## begin Given data

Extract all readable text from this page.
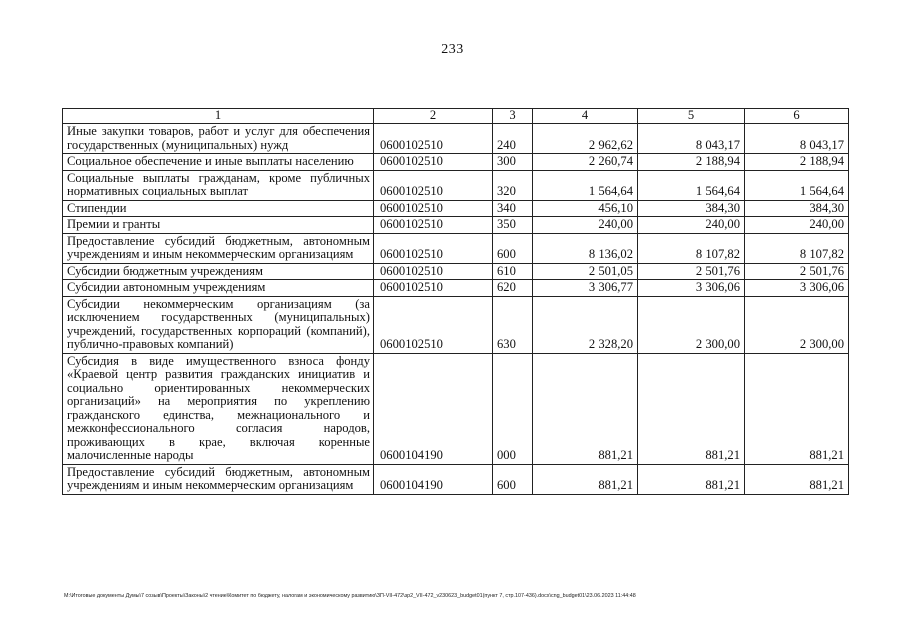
233
1	2	3	4	5	6
Иные закупки товаров, работ и услуг для обеспечения государственных (муниципальных) нужд	0600102510	240	2 962,62	8 043,17	8 043,17
Социальное обеспечение и иные выплаты населению	0600102510	300	2 260,74	2 188,94	2 188,94
Социальные выплаты гражданам, кроме публичных нормативных социальных выплат	0600102510	320	1 564,64	1 564,64	1 564,64
Стипендии	0600102510	340	456,10	384,30	384,30
Премии и гранты	0600102510	350	240,00	240,00	240,00
Предоставление субсидий бюджетным, автономным учреждениям и иным некоммерческим организациям	0600102510	600	8 136,02	8 107,82	8 107,82
Субсидии бюджетным учреждениям	0600102510	610	2 501,05	2 501,76	2 501,76
Субсидии автономным учреждениям	0600102510	620	3 306,77	3 306,06	3 306,06
Субсидии некоммерческим организациям (за исключением государственных (муниципальных) учреждений, государственных корпораций (компаний), публично-правовых компаний)	0600102510	630	2 328,20	2 300,00	2 300,00
Субсидия в виде имущественного взноса фонду «Краевой центр развития гражданских инициатив и социально ориентированных некоммерческих организаций» на мероприятия по укреплению гражданского единства, межнационального и межконфессионального согласия народов, проживающих в крае, включая коренные малочисленные народы	0600104190	000	881,21	881,21	881,21
Предоставление субсидий бюджетным, автономным учреждениям и иным некоммерческим организациям	0600104190	600	881,21	881,21	881,21
M:\Итоговые документы Думы\7 созыв\Проекты\Законы\2 чтение\Комитет по бюджету, налогам и экономическому развитию\ЗП-VII-472\зр2_VII-472_v230623_budget01(пункт 7, стр.107-436).docx\cng_budget01\23.06.2023 11:44:48
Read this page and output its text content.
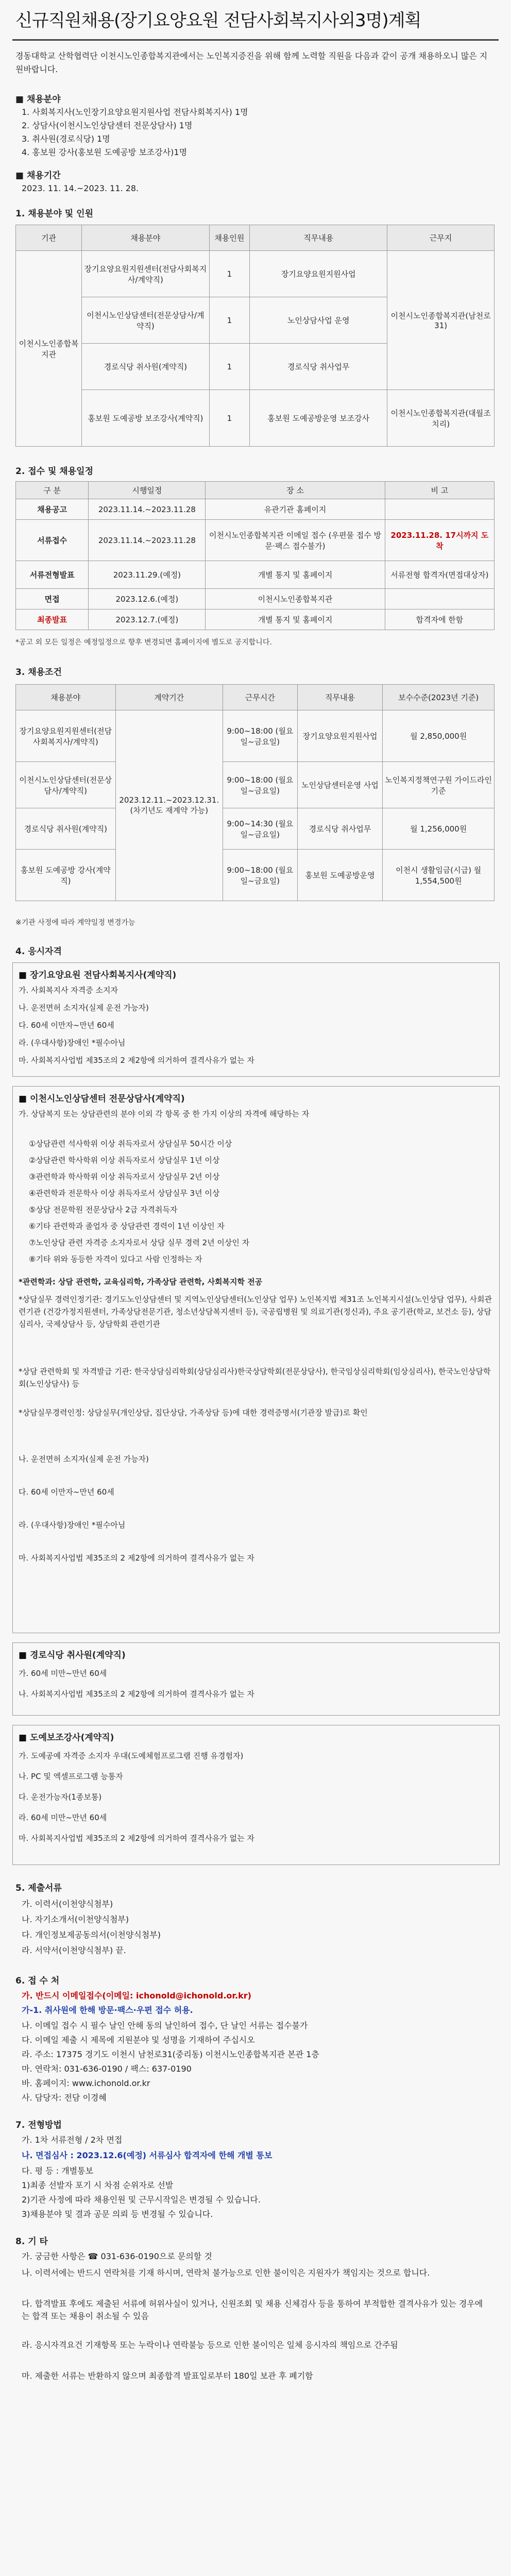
신규직원채용(장기요양요원 전담사회복지사외3명)계획
경동대학교 산학협력단 이천시노인종합복지관에서는 노인복지증진을 위해 함께 노력할 직원을 다음과 같이 공개 채용하오니 많은 지원바랍니다.
■ 채용분야
1. 사회복지사(노인장기요양요원지원사업 전담사회복지사) 1명
2. 상담사(이천시노인상담센터 전문상담사) 1명
3. 취사원(경로식당) 1명
4. 홍보원 강사(홍보원 도예공방 보조강사)1명
■ 채용기간
2023. 11. 14.~2023. 11. 28.
1. 채용분야 및 인원
기관	채용분야	채용인원	직무내용	근무지
이천시노인종합복지관	장기요양요원지원센터(전담사회복지사/계약직)	1	장기요양요원지원사업	이천시노인종합복지관(남천로 31)
	이천시노인상담센터(전문상담사/계약직)	1	노인상담사업 운영	
	경로식당 취사원(계약직)	1	경로식당 취사업무	
	홍보원 도예공방 보조강사(계약직)	1	홍보원 도예공방운영 보조강사	이천시노인종합복지관(대월조치리)
2. 접수 및 채용일정
구 분	시행일정	장 소	비 고
채용공고	2023.11.14.~2023.11.28	유관기관 홈페이지	
서류접수	2023.11.14.~2023.11.28	이천시노인종합복지관 이메일 접수 (우편물 접수 방문·팩스 접수불가)	2023.11.28. 17시까지 도착
서류전형발표	2023.11.29.(예정)	개별 통지 및 홈페이지	서류전형 합격자(면접대상자)
면접	2023.12.6.(예정)	이천시노인종합복지관	
최종발표	2023.12.7.(예정)	개별 통지 및 홈페이지	합격자에 한함
*공고 외 모든 일정은 예정일정으로 향후 변경되면 홈페이지에 별도로 공지합니다.
3. 채용조건
채용분야	계약기간	근무시간	직무내용	보수수준(2023년 기준)
장기요양요원지원센터(전담사회복지사/계약직)	2023.12.11.~2023.12.31.(차기년도 재계약 가능)	9:00~18:00 (월요일~금요일)	장기요양요원지원사업	월 2,850,000원
이천시노인상담센터(전문상담사/계약직)		9:00~18:00 (월요일~금요일)	노인상담센터운영 사업	노인복지정책연구원 가이드라인 기준
경로식당 취사원(계약직)		9:00~14:30 (월요일~금요일)	경로식당 취사업무	월 1,256,000원
홍보원 도예공방 강사(계약직)		9:00~18:00 (월요일~금요일)	홍보원 도예공방운영	이천시 생활임금(시급) 월 1,554,500원
※기관 사정에 따라 계약일정 변경가능
4. 응시자격
■ 장기요양요원 전담사회복지사(계약직)
가. 사회복지사 자격증 소지자
나. 운전면허 소지자(실제 운전 가능자)
다. 60세 이만자~만년 60세
라. (우대사항)장애인 *필수아님
마. 사회복지사업법 제35조의 2 제2항에 의거하여 결격사유가 없는 자
■ 이천시노인상담센터 전문상담사(계약직)
가. 상담복지 또는 상담관련의 분야 이외 각 항목 중 한 가지 이상의 자격에 해당하는 자
①상담관련 석사학위 이상 취득자로서 상담실무 50시간 이상
②상담관련 학사학위 이상 취득자로서 상담실무 1년 이상
③관련학과 학사학위 이상 취득자로서 상담실무 2년 이상
④관련학과 전문학사 이상 취득자로서 상담실무 3년 이상
⑤상담 전문학원 전문상담사 2급 자격취득자
⑥기타 관련학과 졸업자 중 상담관련 경력이 1년 이상인 자
⑦노인상담 관련 자격증 소지자로서 상담 실무 경력 2년 이상인 자
⑧기타 위와 동등한 자격이 있다고 사람 인정하는 자
*관련학과: 상담 관련학, 교육심리학, 가족상담 관련학, 사회복지학 전공
*상담실무 경력인정기관: 경기도노인상담센터 및 지역노인상담센터(노인상담 업무) 노인복지법 제31조 노인복지시설(노인상담 업무), 사회관련기관 (건강가정지원센터, 가족상담전문기관, 청소년상담복지센터 등), 국공립병원 및 의료기관(정신과), 주요 공기관(학교, 보건소 등), 상담심리사, 국제상담사 등, 상담학회 관련기관
*상담 관련학회 및 자격발급 기관: 한국상담심리학회(상담심리사)한국상담학회(전문상담사), 한국임상심리학회(임상심리사), 한국노인상담학회(노인상담사) 등
*상담실무경력인정: 상담실무(개인상담, 집단상담, 가족상담 등)에 대한 경력증명서(기관장 발급)로 확인
나. 운전면허 소지자(실제 운전 가능자)
다. 60세 이만자~만년 60세
라. (우대사항)장애인 *필수아님
마. 사회복지사업법 제35조의 2 제2항에 의거하여 결격사유가 없는 자
■ 경로식당 취사원(계약직)
가. 60세 미만~만년 60세
나. 사회복지사업법 제35조의 2 제2항에 의거하여 결격사유가 없는 자
■ 도예보조강사(계약직)
가. 도예공예 자격증 소지자 우대(도예체험프로그램 진행 유경험자)
나. PC 및 엑셀프로그램 능통자
다. 운전가능자(1종보통)
라. 60세 미만~만년 60세
마. 사회복지사업법 제35조의 2 제2항에 의거하여 결격사유가 없는 자
5. 제출서류
가. 이력서(이천양식첨부)
나. 자기소개서(이천양식첨부)
다. 개인정보제공동의서(이천양식첨부)
라. 서약서(이천양식첨부) 끝.
6. 접 수 처
가. 반드시 이메일접수(이메일: ichonold@ichonold.or.kr)
가-1. 취사원에 한해 방문·팩스·우편 접수 허용.
나. 이메일 접수 시 필수 날인 안해 동의 날인하여 접수, 단 날인 서류는 접수불가
다. 이메일 제출 시 제목에 지원분야 및 성명을 기재하여 주십시오
라. 주소: 17375 경기도 이천시 남천로31(중리동) 이천시노인종합복지관 본관 1층
마. 연락처: 031-636-0190 / 팩스: 637-0190
바. 홈페이지: www.ichonold.or.kr
사. 담당자: 전담 이경혜
7. 전형방법
가. 1차 서류전형 / 2차 면접
나. 면접심사 : 2023.12.6(예정) 서류심사 합격자에 한해 개별 통보
다. 평 등 : 개별통보
1)최종 선발자 포기 시 차점 순위자로 선발
2)기관 사정에 따라 채용인원 및 근무시작일은 변경될 수 있습니다.
3)채용분야 및 결과 공문 의뢰 등 변경될 수 있습니다.
8. 기 타
가. 궁금한 사항은 ☎ 031-636-0190으로 문의할 것
나. 이력서에는 반드시 연락처를 기재 하시며, 연락처 불가능으로 인한 불이익은 지원자가 책임지는 것으로 합니다.
다. 합격발표 후에도 제출된 서류에 허위사실이 있거나, 신원조회 및 채용 신체검사 등을 통하여 부적합한 결격사유가 있는 경우에는 합격 또는 채용이 취소될 수 있음
라. 응시자격요건 기재항목 또는 누락이나 연락불능 등으로 인한 불이익은 일체 응시자의 책임으로 간주됨
마. 제출한 서류는 반환하지 않으며 최종합격 발표일로부터 180일 보관 후 폐기함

## end Given data

* [What you have to do]:
Determine how many lines of the listing above include the word "상담심리사", and report that number only.

* [Solution to the problem]:
2